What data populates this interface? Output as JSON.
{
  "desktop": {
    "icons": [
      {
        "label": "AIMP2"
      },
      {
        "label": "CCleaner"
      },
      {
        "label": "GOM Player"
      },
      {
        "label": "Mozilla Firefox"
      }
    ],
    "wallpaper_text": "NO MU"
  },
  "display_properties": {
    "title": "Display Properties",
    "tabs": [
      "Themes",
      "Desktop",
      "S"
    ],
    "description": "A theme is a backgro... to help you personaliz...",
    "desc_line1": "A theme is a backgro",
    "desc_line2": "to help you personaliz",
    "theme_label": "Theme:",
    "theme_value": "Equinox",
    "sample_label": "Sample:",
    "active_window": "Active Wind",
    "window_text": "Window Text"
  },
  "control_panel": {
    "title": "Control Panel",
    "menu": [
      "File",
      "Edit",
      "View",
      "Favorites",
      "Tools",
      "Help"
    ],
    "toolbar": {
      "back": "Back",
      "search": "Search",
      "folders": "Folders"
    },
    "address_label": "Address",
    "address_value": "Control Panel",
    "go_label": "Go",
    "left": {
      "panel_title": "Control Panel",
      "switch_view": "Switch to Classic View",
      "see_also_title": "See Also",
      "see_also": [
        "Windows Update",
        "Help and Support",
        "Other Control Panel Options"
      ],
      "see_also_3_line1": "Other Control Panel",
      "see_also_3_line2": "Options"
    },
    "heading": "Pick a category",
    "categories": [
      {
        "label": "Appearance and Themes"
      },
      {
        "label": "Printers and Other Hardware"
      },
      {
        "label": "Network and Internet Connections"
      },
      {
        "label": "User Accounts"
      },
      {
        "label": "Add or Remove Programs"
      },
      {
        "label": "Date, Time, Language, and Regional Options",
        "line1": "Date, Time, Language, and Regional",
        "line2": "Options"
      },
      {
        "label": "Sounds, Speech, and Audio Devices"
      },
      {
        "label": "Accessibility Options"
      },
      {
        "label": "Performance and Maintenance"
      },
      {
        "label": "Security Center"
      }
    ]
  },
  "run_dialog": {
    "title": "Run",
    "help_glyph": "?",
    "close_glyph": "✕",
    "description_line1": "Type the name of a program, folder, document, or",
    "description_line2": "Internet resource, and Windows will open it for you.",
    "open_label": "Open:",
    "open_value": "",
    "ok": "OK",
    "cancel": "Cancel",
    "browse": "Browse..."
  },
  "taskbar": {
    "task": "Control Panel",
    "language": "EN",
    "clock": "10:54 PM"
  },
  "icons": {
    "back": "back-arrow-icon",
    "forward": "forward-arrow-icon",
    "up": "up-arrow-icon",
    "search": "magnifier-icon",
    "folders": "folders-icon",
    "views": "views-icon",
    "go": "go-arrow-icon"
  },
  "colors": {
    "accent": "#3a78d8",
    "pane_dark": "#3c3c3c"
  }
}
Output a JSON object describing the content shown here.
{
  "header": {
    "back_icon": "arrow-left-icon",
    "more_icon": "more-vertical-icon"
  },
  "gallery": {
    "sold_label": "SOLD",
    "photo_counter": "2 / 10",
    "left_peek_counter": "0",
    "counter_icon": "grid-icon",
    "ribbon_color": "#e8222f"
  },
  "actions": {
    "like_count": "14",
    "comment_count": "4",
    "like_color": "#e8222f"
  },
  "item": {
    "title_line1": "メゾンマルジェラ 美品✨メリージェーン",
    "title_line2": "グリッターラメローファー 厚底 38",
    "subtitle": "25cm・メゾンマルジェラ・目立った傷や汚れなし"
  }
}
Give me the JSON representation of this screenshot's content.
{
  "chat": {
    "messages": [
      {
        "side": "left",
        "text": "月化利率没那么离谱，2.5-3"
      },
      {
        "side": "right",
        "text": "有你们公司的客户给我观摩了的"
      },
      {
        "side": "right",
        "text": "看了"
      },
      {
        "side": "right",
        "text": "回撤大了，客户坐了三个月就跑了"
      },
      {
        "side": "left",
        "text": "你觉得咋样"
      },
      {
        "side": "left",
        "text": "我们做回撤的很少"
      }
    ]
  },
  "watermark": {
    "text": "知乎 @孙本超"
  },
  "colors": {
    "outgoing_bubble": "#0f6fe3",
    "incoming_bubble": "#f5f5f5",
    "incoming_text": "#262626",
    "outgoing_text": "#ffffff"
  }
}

TASK STATEMENT: Reproduce each entry from the records above, character for character.

OUTPUT FOR THIS EXERCISE:
What data populates this interface? Output as JSON.
{
  "desktop": {
    "icons": [
      {
        "label": "AIMP2"
      },
      {
        "label": "CCleaner"
      },
      {
        "label": "GOM Player"
      },
      {
        "label": "Mozilla Firefox"
      }
    ],
    "wallpaper_text": "NO MU"
  },
  "display_properties": {
    "title": "Display Properties",
    "tabs": [
      "Themes",
      "Desktop",
      "S"
    ],
    "description": "A theme is a backgro... to help you personaliz...",
    "desc_line1": "A theme is a backgro",
    "desc_line2": "to help you personaliz",
    "theme_label": "Theme:",
    "theme_value": "Equinox",
    "sample_label": "Sample:",
    "active_window": "Active Wind",
    "window_text": "Window Text"
  },
  "control_panel": {
    "title": "Control Panel",
    "menu": [
      "File",
      "Edit",
      "View",
      "Favorites",
      "Tools",
      "Help"
    ],
    "toolbar": {
      "back": "Back",
      "search": "Search",
      "folders": "Folders"
    },
    "address_label": "Address",
    "address_value": "Control Panel",
    "go_label": "Go",
    "left": {
      "panel_title": "Control Panel",
      "switch_view": "Switch to Classic View",
      "see_also_title": "See Also",
      "see_also": [
        "Windows Update",
        "Help and Support",
        "Other Control Panel Options"
      ],
      "see_also_3_line1": "Other Control Panel",
      "see_also_3_line2": "Options"
    },
    "heading": "Pick a category",
    "categories": [
      {
        "label": "Appearance and Themes"
      },
      {
        "label": "Printers and Other Hardware"
      },
      {
        "label": "Network and Internet Connections"
      },
      {
        "label": "User Accounts"
      },
      {
        "label": "Add or Remove Programs"
      },
      {
        "label": "Date, Time, Language, and Regional Options",
        "line1": "Date, Time, Language, and Regional",
        "line2": "Options"
      },
      {
        "label": "Sounds, Speech, and Audio Devices"
      },
      {
        "label": "Accessibility Options"
      },
      {
        "label": "Performance and Maintenance"
      },
      {
        "label": "Security Center"
      }
    ]
  },
  "run_dialog": {
    "title": "Run",
    "help_glyph": "?",
    "close_glyph": "✕",
    "description_line1": "Type the name of a program, folder, document, or",
    "description_line2": "Internet resource, and Windows will open it for you.",
    "open_label": "Open:",
    "open_value": "",
    "ok": "OK",
    "cancel": "Cancel",
    "browse": "Browse..."
  },
  "taskbar": {
    "task": "Control Panel",
    "language": "EN",
    "clock": "10:54 PM"
  },
  "icons": {
    "back": "back-arrow-icon",
    "forward": "forward-arrow-icon",
    "up": "up-arrow-icon",
    "search": "magnifier-icon",
    "folders": "folders-icon",
    "views": "views-icon",
    "go": "go-arrow-icon"
  },
  "colors": {
    "accent": "#3a78d8",
    "pane_dark": "#3c3c3c"
  }
}
Output a JSON object describing the content shown here.
{
  "header": {
    "back_icon": "arrow-left-icon",
    "more_icon": "more-vertical-icon"
  },
  "gallery": {
    "sold_label": "SOLD",
    "photo_counter": "2 / 10",
    "left_peek_counter": "0",
    "counter_icon": "grid-icon",
    "ribbon_color": "#e8222f"
  },
  "actions": {
    "like_count": "14",
    "comment_count": "4",
    "like_color": "#e8222f"
  },
  "item": {
    "title_line1": "メゾンマルジェラ 美品✨メリージェーン",
    "title_line2": "グリッターラメローファー 厚底 38",
    "subtitle": "25cm・メゾンマルジェラ・目立った傷や汚れなし"
  }
}
Give me the JSON representation of this screenshot's content.
{
  "chat": {
    "messages": [
      {
        "side": "left",
        "text": "月化利率没那么离谱，2.5-3"
      },
      {
        "side": "right",
        "text": "有你们公司的客户给我观摩了的"
      },
      {
        "side": "right",
        "text": "看了"
      },
      {
        "side": "right",
        "text": "回撤大了，客户坐了三个月就跑了"
      },
      {
        "side": "left",
        "text": "你觉得咋样"
      },
      {
        "side": "left",
        "text": "我们做回撤的很少"
      }
    ]
  },
  "watermark": {
    "text": "知乎 @孙本超"
  },
  "colors": {
    "outgoing_bubble": "#0f6fe3",
    "incoming_bubble": "#f5f5f5",
    "incoming_text": "#262626",
    "outgoing_text": "#ffffff"
  }
}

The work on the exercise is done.